## [Job 1]
In the staircase safety thread below, how far apart are the existing balusters?
## [Job 2]
Go on with the staircase safety thread below from the point where it stops.

## [Supplied passage]

+ + +

# Updating staircase to safety standards (without breaking the bank!)



## Mrsdaredevil (Jul 12, 2016)

We recently bought a home and this is the staircase in the front entrance. The balusters (spindles) are 6 inches apart from each other, which is far too much space. We would like to make the railing safer for our 3 young children.

How would you recommend going about this? We do not have any of the same spindles already used (we just bought the home, and the balusters are from the  90s). Add smaller spindles in between the already existing ones? Any usual examples of what this may look like?

Any suggestions appreciated.


----------



## nealtw (Jul 12, 2016)

Welcome to the site.
Just a guess but it looks like paint grade hemlock or fir, if you could match the wood and stain you could just add more or maybe go with something more decorative between them
You would just make a jig to drill with.
[ame]https://www.youtube.com/watch?v=t-lq5WWgy-c[/ame]


----------



## slownsteady (Jul 13, 2016)

Keep in mind that children don't stay young forever. You may choose to go with something temporary, even if it is not quite so aesthetic looking. Then in a year or two when the kids are old enough to stay out of trouble, you could remove it and get back to a beautiful house. And no, I wouldn't suggest chicken wire.


----------



## oldognewtrick (Jul 14, 2016)

What about getting some plexi-glass?

+ + +

## [Extracted material]
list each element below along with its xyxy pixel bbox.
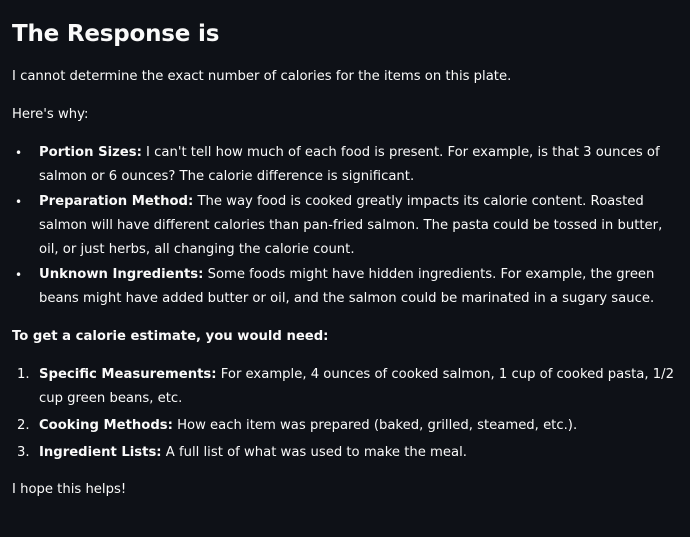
list-item: • Preparation Method: The way food is co… [15, 190, 678, 262]
need-label: Ingredient Lists: [39, 445, 162, 460]
needs-list: 1. Specific Measurements: For example, 4… [12, 363, 678, 465]
item-number: 3. [17, 445, 30, 460]
list-item: • Unknown Ingredients: Some foods might … [15, 263, 678, 311]
list-item: • Portion Sizes: I can't tell how much o… [15, 141, 678, 189]
need-heading: To get a calorie estimate, you would nee… [12, 329, 329, 344]
reason-label: Portion Sizes: [39, 145, 142, 160]
need-text: How each item was prepared (baked, grill… [172, 418, 578, 433]
reason-label: Unknown Ingredients: [39, 267, 204, 282]
why-heading: Here's why: [12, 107, 89, 122]
need-label: Cooking Methods: [39, 418, 173, 433]
bullet-icon: • [15, 195, 23, 209]
intro-text: I cannot determine the exact number of c… [12, 69, 512, 84]
reason-label: Preparation Method: [39, 194, 194, 209]
list-item: 3. Ingredient Lists: A full list of what… [17, 441, 678, 465]
page-title: The Response is [12, 21, 220, 47]
bullet-icon: • [15, 268, 23, 282]
response-container: The Response is I cannot determine the e… [0, 0, 690, 502]
closing-text: I hope this helps! [12, 482, 127, 497]
need-text: A full list of what was used to make the… [161, 445, 467, 460]
list-item: 1. Specific Measurements: For example, 4… [17, 363, 678, 411]
need-label: Specific Measurements: [39, 367, 217, 382]
list-item: 2. Cooking Methods: How each item was pr… [17, 414, 678, 438]
item-number: 1. [17, 367, 30, 382]
bullet-icon: • [15, 146, 23, 160]
item-number: 2. [17, 418, 30, 433]
reasons-list: • Portion Sizes: I can't tell how much o… [12, 141, 678, 311]
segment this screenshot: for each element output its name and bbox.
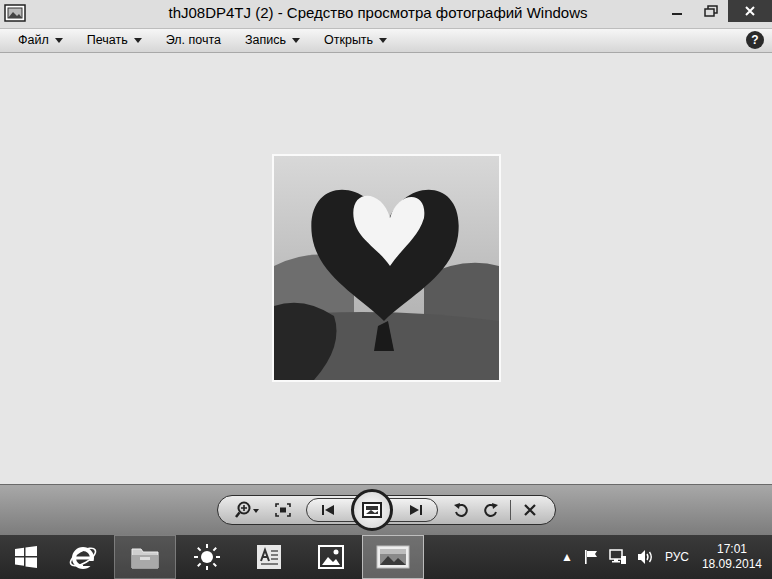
- taskbar-app[interactable]: [176, 535, 238, 579]
- zoom-button[interactable]: [228, 498, 268, 522]
- fit-button[interactable]: [268, 498, 298, 522]
- restore-icon: [704, 5, 718, 17]
- taskbar-app[interactable]: [300, 535, 362, 579]
- photo: [272, 154, 501, 382]
- window-title: thJ08DP4TJ (2) - Средство просмотра фото…: [26, 0, 660, 22]
- control-pill: [217, 495, 556, 525]
- minimize-button[interactable]: [660, 0, 694, 22]
- menu-label: Эл. почта: [166, 31, 221, 50]
- previous-button[interactable]: [313, 498, 343, 522]
- volume-control[interactable]: [632, 549, 660, 565]
- start-button[interactable]: [0, 535, 52, 579]
- system-tray: ▲ РУС 17:01 18.09.2014: [556, 542, 772, 572]
- fit-icon: [275, 503, 291, 517]
- window-controls: [660, 0, 772, 22]
- clock-date: 18.09.2014: [702, 557, 762, 572]
- menu-item[interactable]: Открыть: [318, 29, 393, 52]
- next-button[interactable]: [401, 498, 431, 522]
- flag-icon: [583, 549, 599, 565]
- clock-time: 17:01: [702, 542, 762, 557]
- action-center-flag[interactable]: [578, 549, 604, 565]
- navigation-group: [306, 498, 438, 522]
- image-stage: [0, 53, 772, 484]
- menu-label: Запись: [245, 31, 286, 50]
- menu-bar: Файл Печать Эл. почта Запись Открыть ?: [0, 29, 772, 53]
- taskbar-app[interactable]: [362, 535, 424, 579]
- taskbar-app[interactable]: [114, 535, 176, 579]
- slideshow-button[interactable]: [351, 489, 393, 531]
- clock[interactable]: 17:01 18.09.2014: [694, 542, 762, 572]
- dropdown-arrow-icon: [292, 38, 300, 43]
- menu-item[interactable]: Запись: [239, 29, 306, 52]
- windows-logo-icon: [14, 545, 38, 569]
- taskbar-app[interactable]: [238, 535, 300, 579]
- control-bar: [0, 484, 772, 535]
- tray-overflow-button[interactable]: ▲: [556, 548, 578, 566]
- rotate-right-icon: [483, 502, 499, 518]
- minimize-icon: [671, 6, 683, 16]
- menu-item[interactable]: Печать: [81, 29, 148, 52]
- delete-button[interactable]: [515, 498, 545, 522]
- menu-item[interactable]: Файл: [12, 29, 69, 52]
- folder-icon: [130, 544, 160, 570]
- close-icon: [744, 5, 756, 17]
- previous-icon: [321, 504, 335, 516]
- taskbar: ▲ РУС 17:01 18.09.2014: [0, 535, 772, 579]
- next-icon: [409, 504, 423, 516]
- speaker-icon: [637, 549, 655, 565]
- menu-label: Файл: [18, 31, 49, 50]
- restore-button[interactable]: [694, 0, 728, 22]
- photo-viewer-icon: [376, 544, 410, 570]
- menu-items: Файл Печать Эл. почта Запись Открыть: [12, 29, 746, 52]
- taskbar-apps: [52, 535, 424, 579]
- zoom-icon: [235, 501, 261, 519]
- rotate-right-button[interactable]: [476, 498, 506, 522]
- menu-label: Открыть: [324, 31, 373, 50]
- photos-icon: [317, 543, 345, 571]
- title-bar: thJ08DP4TJ (2) - Средство просмотра фото…: [0, 0, 772, 29]
- delete-icon: [523, 503, 537, 517]
- internet-explorer-icon: [68, 542, 98, 572]
- menu-item[interactable]: Эл. почта: [160, 29, 227, 52]
- help-button[interactable]: ?: [746, 31, 764, 49]
- dropdown-arrow-icon: [379, 38, 387, 43]
- dropdown-arrow-icon: [134, 38, 142, 43]
- rotate-left-icon: [453, 502, 469, 518]
- reader-icon: [255, 543, 283, 571]
- app-icon[interactable]: [0, 0, 26, 22]
- separator: [510, 500, 511, 520]
- rotate-left-button[interactable]: [446, 498, 476, 522]
- taskbar-app[interactable]: [52, 535, 114, 579]
- input-language[interactable]: РУС: [660, 548, 694, 566]
- photo-viewer-window: thJ08DP4TJ (2) - Средство просмотра фото…: [0, 0, 772, 579]
- network-status[interactable]: [604, 549, 632, 565]
- network-icon: [609, 549, 627, 565]
- dropdown-arrow-icon: [55, 38, 63, 43]
- menu-label: Печать: [87, 31, 128, 50]
- weather-sun-icon: [193, 543, 221, 571]
- slideshow-icon: [362, 502, 382, 518]
- close-button[interactable]: [728, 0, 772, 22]
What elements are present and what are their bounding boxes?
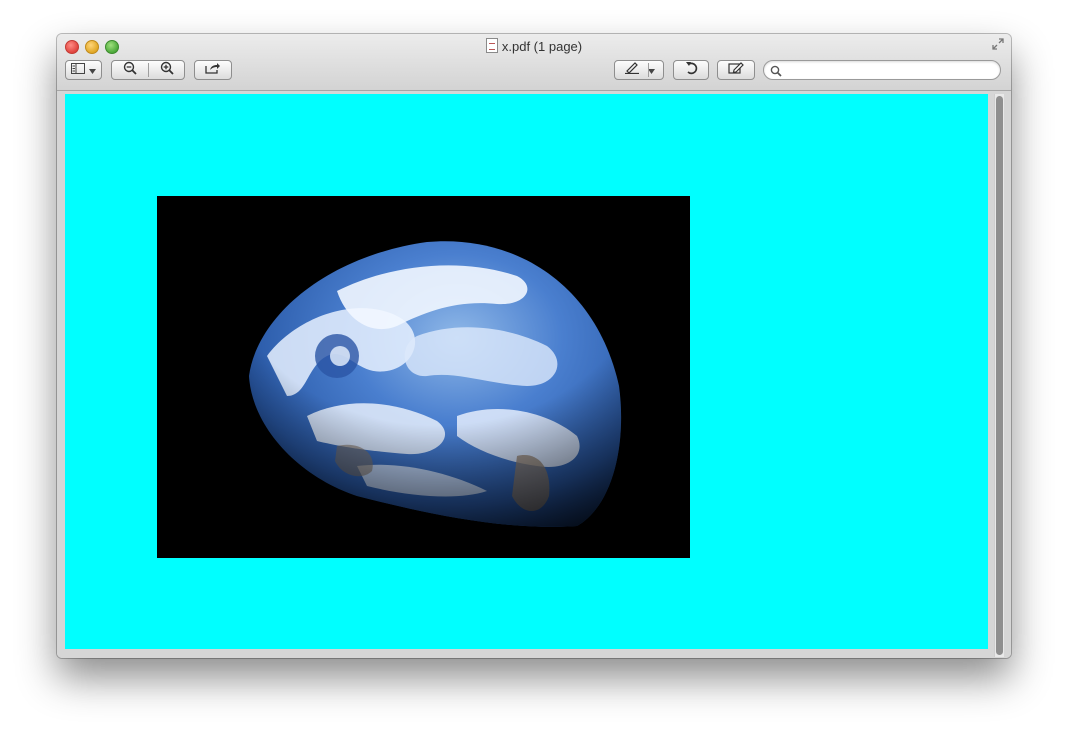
chevron-down-icon [89, 61, 96, 79]
sidebar-icon [71, 61, 85, 79]
fullscreen-icon[interactable] [991, 38, 1005, 52]
vertical-scrollbar[interactable] [994, 94, 1004, 657]
rotate-button[interactable] [673, 60, 709, 80]
zoom-out-button[interactable] [112, 61, 148, 79]
zoom-out-icon [123, 61, 137, 80]
search-icon [770, 64, 782, 82]
view-menu-button[interactable] [65, 60, 102, 80]
pdf-page [65, 94, 988, 649]
window-title: x.pdf (1 page) [501, 39, 583, 54]
segment-divider [648, 63, 649, 77]
highlight-pen-icon [624, 61, 640, 79]
rotate-icon [685, 61, 698, 80]
scrollbar-thumb[interactable] [996, 96, 1003, 655]
share-icon [205, 61, 221, 79]
document-viewport[interactable] [57, 91, 1011, 658]
window-title-area: x.pdf (1 page) [57, 38, 1011, 54]
title-bar: x.pdf (1 page) [57, 34, 1011, 91]
highlight-button[interactable] [614, 60, 664, 80]
zoom-in-icon [160, 61, 174, 80]
preview-window: x.pdf (1 page) [57, 34, 1011, 658]
edit-toolbar-button[interactable] [717, 60, 755, 80]
zoom-control [111, 60, 185, 80]
edit-pencil-icon [728, 61, 744, 79]
earth-photo [157, 196, 690, 558]
search-field[interactable] [763, 60, 1001, 80]
share-button[interactable] [194, 60, 232, 80]
search-input[interactable] [786, 62, 990, 80]
zoom-in-button[interactable] [149, 61, 185, 79]
pdf-document-icon [485, 38, 498, 53]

+ + +

## [Final answer 1]
6 inches apart

## [Final answer 2]
----------



## bud16415 (Jul 14, 2016)

I think code requires 4&#8221; as the max opening between balusters or sometimes I hear 4-3/8&#8221;. They enforce it pretty close around here on new deck construction but I see lots of larger spacing&#8217;s inside and I&#8217;m told they are grandfathered in. 

There are always going to be little kids around and code only seems to get enforced more as time goes on so I would just add in the in between ones and be done with it. If the architectural element of having the tight spacing is not appealing, then you are left with taking it all down and redoing it to the code spacing or filling it in 100%.


----------



## Sparky617 (Jul 14, 2016)

Plexiglass would be a pretty expensive temporary solution.  Here is a good solution if you only want to do it for while your children are young.

http://www.ebay.com/sch/sis.html?_nkw=Baby+Safety+Stair+Railing+Safety+Net+Safety+Netting

Otherwise, I'd probably opt to update with new ballisters and tighter spacing.


----------



## marshallmosby56 (Jul 16, 2016)

If you are looking for something more permanent Spindles would be good.


----------



## slownsteady (Jul 16, 2016)

Take a trip to the local big box store with the picture in hand, and explain the situation. They will show what they can offer and at what price. Obviously, there are more choices to see and shop for, but you will have a starting point.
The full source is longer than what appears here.